Your instructions
Locate the word "pool" in the entries below, then gather every line that holds it.

Data lines
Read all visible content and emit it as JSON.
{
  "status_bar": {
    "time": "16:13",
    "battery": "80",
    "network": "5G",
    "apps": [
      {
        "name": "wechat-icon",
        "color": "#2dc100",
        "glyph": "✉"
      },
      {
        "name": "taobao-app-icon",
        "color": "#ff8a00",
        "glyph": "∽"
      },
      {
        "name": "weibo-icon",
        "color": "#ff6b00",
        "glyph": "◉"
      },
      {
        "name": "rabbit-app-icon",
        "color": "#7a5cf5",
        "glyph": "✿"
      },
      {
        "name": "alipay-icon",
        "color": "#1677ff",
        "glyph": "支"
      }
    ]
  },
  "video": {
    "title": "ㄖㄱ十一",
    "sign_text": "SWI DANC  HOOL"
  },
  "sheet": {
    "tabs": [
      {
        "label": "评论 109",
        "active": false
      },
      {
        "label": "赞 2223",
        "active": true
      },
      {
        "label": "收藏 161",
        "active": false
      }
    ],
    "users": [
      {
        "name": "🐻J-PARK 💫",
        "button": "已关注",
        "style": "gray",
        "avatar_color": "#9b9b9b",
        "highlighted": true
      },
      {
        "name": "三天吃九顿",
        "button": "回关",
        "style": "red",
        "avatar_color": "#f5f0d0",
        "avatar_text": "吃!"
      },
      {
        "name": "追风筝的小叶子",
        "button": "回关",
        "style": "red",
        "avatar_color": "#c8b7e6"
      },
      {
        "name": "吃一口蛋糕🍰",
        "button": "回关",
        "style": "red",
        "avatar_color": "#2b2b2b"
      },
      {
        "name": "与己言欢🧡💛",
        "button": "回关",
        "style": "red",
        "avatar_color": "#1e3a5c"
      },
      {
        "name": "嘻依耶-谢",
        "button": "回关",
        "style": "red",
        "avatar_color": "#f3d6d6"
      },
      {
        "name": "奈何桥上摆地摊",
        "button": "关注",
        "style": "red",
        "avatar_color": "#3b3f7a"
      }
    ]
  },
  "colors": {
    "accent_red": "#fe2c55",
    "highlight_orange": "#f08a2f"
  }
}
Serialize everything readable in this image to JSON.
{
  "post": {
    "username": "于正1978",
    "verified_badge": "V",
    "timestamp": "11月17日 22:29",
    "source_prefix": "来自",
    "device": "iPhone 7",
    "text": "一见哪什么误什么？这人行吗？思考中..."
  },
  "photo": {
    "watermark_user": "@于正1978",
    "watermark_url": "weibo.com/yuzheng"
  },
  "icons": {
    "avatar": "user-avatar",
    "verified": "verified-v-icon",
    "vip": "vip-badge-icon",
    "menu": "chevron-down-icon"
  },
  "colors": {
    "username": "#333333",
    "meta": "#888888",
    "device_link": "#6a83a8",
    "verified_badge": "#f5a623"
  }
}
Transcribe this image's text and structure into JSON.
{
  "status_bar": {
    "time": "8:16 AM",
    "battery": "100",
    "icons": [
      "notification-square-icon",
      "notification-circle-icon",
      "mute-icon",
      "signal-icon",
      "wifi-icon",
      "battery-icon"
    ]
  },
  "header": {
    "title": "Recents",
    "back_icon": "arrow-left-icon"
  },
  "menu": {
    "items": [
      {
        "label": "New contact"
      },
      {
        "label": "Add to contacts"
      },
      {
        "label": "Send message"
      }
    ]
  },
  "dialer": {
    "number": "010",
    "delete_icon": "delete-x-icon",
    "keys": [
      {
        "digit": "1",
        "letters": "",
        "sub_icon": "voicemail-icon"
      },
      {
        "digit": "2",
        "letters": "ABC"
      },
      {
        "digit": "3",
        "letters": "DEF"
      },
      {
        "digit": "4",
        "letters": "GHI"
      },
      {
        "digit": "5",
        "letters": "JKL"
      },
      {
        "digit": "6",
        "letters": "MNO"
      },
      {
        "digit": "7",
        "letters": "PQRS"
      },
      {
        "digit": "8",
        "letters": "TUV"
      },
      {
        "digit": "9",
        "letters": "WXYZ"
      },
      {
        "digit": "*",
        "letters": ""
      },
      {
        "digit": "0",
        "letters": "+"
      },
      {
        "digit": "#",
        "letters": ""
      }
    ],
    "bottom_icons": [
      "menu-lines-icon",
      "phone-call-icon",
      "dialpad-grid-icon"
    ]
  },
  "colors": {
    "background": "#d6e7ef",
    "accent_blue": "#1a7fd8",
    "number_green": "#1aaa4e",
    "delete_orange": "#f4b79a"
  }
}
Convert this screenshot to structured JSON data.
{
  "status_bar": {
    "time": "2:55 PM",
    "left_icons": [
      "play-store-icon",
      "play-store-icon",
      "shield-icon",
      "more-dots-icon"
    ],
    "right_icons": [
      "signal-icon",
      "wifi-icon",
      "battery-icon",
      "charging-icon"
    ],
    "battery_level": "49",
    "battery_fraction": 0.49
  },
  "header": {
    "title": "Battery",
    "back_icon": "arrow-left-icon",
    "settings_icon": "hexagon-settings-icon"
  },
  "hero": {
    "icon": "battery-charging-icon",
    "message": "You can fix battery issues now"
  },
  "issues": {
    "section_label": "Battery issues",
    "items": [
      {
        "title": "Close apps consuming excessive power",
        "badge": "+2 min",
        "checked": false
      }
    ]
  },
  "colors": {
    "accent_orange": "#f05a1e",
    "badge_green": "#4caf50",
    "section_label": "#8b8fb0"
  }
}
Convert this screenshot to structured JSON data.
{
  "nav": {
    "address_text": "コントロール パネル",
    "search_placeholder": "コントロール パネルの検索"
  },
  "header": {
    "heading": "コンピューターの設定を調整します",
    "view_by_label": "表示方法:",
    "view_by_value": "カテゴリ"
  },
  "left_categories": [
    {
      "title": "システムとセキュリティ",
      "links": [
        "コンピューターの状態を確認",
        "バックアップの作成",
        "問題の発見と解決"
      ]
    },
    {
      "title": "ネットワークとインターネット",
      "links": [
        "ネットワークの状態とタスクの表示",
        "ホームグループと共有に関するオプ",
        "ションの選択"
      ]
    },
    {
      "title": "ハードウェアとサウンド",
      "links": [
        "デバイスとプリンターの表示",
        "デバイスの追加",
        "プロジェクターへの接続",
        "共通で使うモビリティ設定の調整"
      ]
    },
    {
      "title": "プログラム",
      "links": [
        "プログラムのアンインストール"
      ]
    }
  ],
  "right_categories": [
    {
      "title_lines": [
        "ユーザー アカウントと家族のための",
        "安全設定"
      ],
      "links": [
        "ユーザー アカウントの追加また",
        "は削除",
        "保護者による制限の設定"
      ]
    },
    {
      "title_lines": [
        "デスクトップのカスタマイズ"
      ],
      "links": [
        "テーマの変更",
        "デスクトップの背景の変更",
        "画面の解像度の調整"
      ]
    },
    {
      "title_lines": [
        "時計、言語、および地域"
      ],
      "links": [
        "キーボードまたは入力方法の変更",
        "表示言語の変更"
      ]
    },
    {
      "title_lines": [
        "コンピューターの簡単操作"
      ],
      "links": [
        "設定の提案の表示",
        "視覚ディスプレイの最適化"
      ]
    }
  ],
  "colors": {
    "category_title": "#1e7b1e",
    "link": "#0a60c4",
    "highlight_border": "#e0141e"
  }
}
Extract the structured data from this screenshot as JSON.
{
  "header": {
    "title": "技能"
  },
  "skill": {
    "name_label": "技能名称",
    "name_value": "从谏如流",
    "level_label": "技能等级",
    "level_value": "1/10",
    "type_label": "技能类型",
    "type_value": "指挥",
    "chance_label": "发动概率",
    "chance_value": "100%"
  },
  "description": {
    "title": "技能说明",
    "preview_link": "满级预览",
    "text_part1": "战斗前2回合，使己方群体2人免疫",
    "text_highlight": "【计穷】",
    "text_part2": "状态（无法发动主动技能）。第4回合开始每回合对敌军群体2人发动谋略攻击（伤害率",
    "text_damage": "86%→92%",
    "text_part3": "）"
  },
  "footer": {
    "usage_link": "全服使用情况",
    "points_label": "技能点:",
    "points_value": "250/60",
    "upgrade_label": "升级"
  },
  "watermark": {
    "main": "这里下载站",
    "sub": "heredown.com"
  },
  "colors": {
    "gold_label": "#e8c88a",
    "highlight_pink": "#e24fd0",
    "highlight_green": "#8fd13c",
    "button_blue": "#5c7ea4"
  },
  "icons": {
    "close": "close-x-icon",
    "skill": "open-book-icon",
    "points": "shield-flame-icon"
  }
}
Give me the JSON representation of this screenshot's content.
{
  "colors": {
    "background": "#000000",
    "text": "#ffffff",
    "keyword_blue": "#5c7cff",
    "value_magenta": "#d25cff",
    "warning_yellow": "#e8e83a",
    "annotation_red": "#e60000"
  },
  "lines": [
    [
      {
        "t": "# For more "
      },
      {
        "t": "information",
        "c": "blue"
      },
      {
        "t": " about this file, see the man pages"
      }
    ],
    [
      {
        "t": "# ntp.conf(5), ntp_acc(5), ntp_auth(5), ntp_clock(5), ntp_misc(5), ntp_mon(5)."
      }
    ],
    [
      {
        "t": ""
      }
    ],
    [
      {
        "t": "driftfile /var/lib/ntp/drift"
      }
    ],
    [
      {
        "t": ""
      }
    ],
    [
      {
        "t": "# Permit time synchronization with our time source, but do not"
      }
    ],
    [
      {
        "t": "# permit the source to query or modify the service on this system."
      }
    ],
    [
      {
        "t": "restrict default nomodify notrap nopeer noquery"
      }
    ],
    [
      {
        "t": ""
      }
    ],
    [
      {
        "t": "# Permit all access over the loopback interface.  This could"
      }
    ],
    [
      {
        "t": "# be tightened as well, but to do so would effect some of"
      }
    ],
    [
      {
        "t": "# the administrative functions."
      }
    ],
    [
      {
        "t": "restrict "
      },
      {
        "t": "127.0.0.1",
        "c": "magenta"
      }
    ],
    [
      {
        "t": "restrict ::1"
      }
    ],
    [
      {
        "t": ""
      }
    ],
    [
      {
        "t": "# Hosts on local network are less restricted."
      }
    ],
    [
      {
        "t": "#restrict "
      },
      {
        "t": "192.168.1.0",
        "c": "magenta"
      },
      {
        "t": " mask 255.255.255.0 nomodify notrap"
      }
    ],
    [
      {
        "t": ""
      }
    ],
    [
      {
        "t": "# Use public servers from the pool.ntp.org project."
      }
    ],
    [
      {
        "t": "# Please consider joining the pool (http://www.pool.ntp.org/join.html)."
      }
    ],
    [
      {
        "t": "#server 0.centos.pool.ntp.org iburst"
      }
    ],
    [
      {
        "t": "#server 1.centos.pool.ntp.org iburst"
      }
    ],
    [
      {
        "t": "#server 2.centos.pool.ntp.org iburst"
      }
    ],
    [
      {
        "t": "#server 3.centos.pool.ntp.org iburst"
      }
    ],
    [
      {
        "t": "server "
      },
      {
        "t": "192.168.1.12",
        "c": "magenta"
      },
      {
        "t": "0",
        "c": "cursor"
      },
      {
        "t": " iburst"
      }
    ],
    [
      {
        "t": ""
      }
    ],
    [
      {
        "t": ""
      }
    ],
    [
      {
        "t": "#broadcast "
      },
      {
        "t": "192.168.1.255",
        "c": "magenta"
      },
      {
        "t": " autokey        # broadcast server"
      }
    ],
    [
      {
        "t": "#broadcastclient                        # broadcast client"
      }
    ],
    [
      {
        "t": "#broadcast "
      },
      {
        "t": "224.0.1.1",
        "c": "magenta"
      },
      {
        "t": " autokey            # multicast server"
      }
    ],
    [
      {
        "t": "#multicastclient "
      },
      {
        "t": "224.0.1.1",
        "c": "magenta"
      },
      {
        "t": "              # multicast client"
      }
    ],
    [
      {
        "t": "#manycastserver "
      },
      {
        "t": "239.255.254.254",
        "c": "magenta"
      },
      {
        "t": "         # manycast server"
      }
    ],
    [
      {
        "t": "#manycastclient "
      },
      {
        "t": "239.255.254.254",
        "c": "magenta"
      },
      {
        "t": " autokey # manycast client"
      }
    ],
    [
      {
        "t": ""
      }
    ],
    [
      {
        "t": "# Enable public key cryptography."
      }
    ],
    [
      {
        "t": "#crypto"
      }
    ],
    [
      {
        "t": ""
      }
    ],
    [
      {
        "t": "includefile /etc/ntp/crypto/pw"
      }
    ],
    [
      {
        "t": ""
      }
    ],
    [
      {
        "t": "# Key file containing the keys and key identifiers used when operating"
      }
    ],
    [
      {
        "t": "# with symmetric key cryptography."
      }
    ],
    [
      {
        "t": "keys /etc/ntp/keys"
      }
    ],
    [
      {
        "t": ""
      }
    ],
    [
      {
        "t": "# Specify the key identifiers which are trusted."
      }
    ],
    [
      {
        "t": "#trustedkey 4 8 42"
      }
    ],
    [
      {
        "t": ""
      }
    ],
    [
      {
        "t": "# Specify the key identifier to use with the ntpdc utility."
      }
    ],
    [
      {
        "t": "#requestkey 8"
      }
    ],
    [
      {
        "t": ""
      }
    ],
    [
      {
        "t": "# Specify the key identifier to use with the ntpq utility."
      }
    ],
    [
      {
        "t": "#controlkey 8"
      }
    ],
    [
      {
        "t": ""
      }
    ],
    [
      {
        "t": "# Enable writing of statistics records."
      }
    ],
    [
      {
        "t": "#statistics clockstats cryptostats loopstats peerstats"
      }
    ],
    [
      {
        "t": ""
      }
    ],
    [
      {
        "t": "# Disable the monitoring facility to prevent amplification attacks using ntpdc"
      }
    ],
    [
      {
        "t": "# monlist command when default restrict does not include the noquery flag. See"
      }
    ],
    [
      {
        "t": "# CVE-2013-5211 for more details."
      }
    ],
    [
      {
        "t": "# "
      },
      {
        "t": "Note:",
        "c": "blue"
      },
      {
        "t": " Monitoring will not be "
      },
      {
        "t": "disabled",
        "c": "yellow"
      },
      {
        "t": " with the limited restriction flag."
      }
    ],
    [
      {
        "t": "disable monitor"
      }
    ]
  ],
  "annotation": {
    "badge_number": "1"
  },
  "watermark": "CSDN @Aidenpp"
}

Correct output
        "t": "# Use public servers from the pool.ntp.org project."
        "t": "# Please consider joining the pool (http://www.pool.ntp.org/join.html)."
        "t": "#server 0.centos.pool.ntp.org iburst"
        "t": "#server 1.centos.pool.ntp.org iburst"
        "t": "#server 2.centos.pool.ntp.org iburst"
        "t": "#server 3.centos.pool.ntp.org iburst"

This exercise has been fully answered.